**Exercise inputs**:
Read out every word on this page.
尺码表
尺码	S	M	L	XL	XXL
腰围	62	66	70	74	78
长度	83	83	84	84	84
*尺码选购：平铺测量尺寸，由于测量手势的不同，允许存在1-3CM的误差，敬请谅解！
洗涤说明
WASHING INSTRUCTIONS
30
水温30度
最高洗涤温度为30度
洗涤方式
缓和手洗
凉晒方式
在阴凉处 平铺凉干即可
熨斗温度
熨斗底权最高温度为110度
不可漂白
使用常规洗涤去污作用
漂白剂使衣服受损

...

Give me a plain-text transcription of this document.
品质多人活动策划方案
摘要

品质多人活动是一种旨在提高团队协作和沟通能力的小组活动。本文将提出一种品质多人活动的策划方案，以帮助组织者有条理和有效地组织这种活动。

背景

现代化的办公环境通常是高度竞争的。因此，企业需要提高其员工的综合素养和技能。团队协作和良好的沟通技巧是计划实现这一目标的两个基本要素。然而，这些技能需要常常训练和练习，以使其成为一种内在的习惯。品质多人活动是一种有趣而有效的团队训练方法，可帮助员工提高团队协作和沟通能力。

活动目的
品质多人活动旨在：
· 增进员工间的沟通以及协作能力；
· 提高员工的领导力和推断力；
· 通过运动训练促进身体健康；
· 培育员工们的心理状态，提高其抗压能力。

**Problem statement**:
In the records above, locate the lines holding the word "this". Copy each of them.

**Response below**:
Read out every word on this page.
Give me a plain-text transcription of this document.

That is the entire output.